>> START Dataset extract
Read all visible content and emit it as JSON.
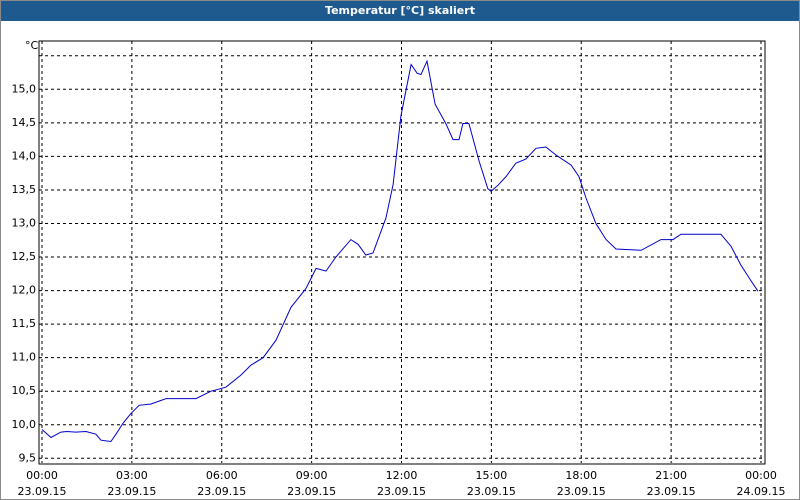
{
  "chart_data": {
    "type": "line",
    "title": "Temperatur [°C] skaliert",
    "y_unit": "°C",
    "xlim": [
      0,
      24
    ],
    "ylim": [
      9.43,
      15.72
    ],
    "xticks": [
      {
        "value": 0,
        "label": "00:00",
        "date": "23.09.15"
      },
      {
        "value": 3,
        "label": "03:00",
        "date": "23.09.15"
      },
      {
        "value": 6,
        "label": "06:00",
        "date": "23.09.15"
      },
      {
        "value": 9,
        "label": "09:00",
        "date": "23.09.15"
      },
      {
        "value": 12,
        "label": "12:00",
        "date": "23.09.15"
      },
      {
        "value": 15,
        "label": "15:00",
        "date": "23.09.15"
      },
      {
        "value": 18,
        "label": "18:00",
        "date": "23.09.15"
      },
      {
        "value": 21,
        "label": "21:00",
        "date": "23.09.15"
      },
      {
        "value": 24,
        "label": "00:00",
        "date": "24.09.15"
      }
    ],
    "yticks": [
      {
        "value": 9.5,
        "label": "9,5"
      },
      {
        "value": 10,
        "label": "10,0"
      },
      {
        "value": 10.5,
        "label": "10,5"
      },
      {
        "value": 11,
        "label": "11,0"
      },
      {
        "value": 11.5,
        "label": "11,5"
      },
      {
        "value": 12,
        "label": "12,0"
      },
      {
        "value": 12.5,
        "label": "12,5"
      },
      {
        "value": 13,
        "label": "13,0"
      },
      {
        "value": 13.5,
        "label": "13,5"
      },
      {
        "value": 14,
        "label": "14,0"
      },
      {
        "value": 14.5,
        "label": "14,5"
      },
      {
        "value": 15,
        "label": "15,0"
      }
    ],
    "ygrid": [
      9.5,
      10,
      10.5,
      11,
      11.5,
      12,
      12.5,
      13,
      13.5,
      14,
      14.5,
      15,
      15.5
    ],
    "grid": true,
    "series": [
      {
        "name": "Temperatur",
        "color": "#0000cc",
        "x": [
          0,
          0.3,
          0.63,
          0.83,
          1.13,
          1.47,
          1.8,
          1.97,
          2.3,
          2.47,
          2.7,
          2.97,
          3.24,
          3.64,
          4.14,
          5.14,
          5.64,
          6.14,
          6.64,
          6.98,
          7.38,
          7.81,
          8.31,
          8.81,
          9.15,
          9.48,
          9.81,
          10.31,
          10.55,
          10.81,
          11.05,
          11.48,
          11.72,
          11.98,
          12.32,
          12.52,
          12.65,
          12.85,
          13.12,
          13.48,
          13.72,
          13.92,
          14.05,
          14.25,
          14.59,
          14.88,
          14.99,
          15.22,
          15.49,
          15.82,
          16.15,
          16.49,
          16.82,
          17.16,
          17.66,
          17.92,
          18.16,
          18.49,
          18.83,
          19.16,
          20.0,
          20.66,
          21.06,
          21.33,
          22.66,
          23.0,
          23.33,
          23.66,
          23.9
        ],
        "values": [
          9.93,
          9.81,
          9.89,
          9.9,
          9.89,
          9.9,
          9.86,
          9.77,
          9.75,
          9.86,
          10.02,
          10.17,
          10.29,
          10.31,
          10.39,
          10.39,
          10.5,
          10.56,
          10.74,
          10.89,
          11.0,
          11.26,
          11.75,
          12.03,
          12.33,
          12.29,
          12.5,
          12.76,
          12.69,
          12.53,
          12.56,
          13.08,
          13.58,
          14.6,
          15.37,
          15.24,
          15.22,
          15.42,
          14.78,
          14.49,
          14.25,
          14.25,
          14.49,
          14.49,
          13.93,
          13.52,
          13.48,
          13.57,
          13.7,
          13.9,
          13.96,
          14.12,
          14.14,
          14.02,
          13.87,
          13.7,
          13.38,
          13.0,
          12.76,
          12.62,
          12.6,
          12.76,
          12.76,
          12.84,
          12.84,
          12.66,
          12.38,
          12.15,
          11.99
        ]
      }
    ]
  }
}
>> END Dataset extract
Exercise:
Leave out the pictures and transcribe the entries above exactly.

Response:
Read all visible content and emit it as JSON.
{
  "chart_data": {
    "type": "line",
    "title": "Temperatur [°C] skaliert",
    "y_unit": "°C",
    "xlim": [
      0,
      24
    ],
    "ylim": [
      9.43,
      15.72
    ],
    "xticks": [
      {
        "value": 0,
        "label": "00:00",
        "date": "23.09.15"
      },
      {
        "value": 3,
        "label": "03:00",
        "date": "23.09.15"
      },
      {
        "value": 6,
        "label": "06:00",
        "date": "23.09.15"
      },
      {
        "value": 9,
        "label": "09:00",
        "date": "23.09.15"
      },
      {
        "value": 12,
        "label": "12:00",
        "date": "23.09.15"
      },
      {
        "value": 15,
        "label": "15:00",
        "date": "23.09.15"
      },
      {
        "value": 18,
        "label": "18:00",
        "date": "23.09.15"
      },
      {
        "value": 21,
        "label": "21:00",
        "date": "23.09.15"
      },
      {
        "value": 24,
        "label": "00:00",
        "date": "24.09.15"
      }
    ],
    "yticks": [
      {
        "value": 9.5,
        "label": "9,5"
      },
      {
        "value": 10,
        "label": "10,0"
      },
      {
        "value": 10.5,
        "label": "10,5"
      },
      {
        "value": 11,
        "label": "11,0"
      },
      {
        "value": 11.5,
        "label": "11,5"
      },
      {
        "value": 12,
        "label": "12,0"
      },
      {
        "value": 12.5,
        "label": "12,5"
      },
      {
        "value": 13,
        "label": "13,0"
      },
      {
        "value": 13.5,
        "label": "13,5"
      },
      {
        "value": 14,
        "label": "14,0"
      },
      {
        "value": 14.5,
        "label": "14,5"
      },
      {
        "value": 15,
        "label": "15,0"
      }
    ],
    "ygrid": [
      9.5,
      10,
      10.5,
      11,
      11.5,
      12,
      12.5,
      13,
      13.5,
      14,
      14.5,
      15,
      15.5
    ],
    "grid": true,
    "series": [
      {
        "name": "Temperatur",
        "color": "#0000cc",
        "x": [
          0,
          0.3,
          0.63,
          0.83,
          1.13,
          1.47,
          1.8,
          1.97,
          2.3,
          2.47,
          2.7,
          2.97,
          3.24,
          3.64,
          4.14,
          5.14,
          5.64,
          6.14,
          6.64,
          6.98,
          7.38,
          7.81,
          8.31,
          8.81,
          9.15,
          9.48,
          9.81,
          10.31,
          10.55,
          10.81,
          11.05,
          11.48,
          11.72,
          11.98,
          12.32,
          12.52,
          12.65,
          12.85,
          13.12,
          13.48,
          13.72,
          13.92,
          14.05,
          14.25,
          14.59,
          14.88,
          14.99,
          15.22,
          15.49,
          15.82,
          16.15,
          16.49,
          16.82,
          17.16,
          17.66,
          17.92,
          18.16,
          18.49,
          18.83,
          19.16,
          20.0,
          20.66,
          21.06,
          21.33,
          22.66,
          23.0,
          23.33,
          23.66,
          23.9
        ],
        "values": [
          9.93,
          9.81,
          9.89,
          9.9,
          9.89,
          9.9,
          9.86,
          9.77,
          9.75,
          9.86,
          10.02,
          10.17,
          10.29,
          10.31,
          10.39,
          10.39,
          10.5,
          10.56,
          10.74,
          10.89,
          11.0,
          11.26,
          11.75,
          12.03,
          12.33,
          12.29,
          12.5,
          12.76,
          12.69,
          12.53,
          12.56,
          13.08,
          13.58,
          14.6,
          15.37,
          15.24,
          15.22,
          15.42,
          14.78,
          14.49,
          14.25,
          14.25,
          14.49,
          14.49,
          13.93,
          13.52,
          13.48,
          13.57,
          13.7,
          13.9,
          13.96,
          14.12,
          14.14,
          14.02,
          13.87,
          13.7,
          13.38,
          13.0,
          12.76,
          12.62,
          12.6,
          12.76,
          12.76,
          12.84,
          12.84,
          12.66,
          12.38,
          12.15,
          11.99
        ]
      }
    ]
  }
}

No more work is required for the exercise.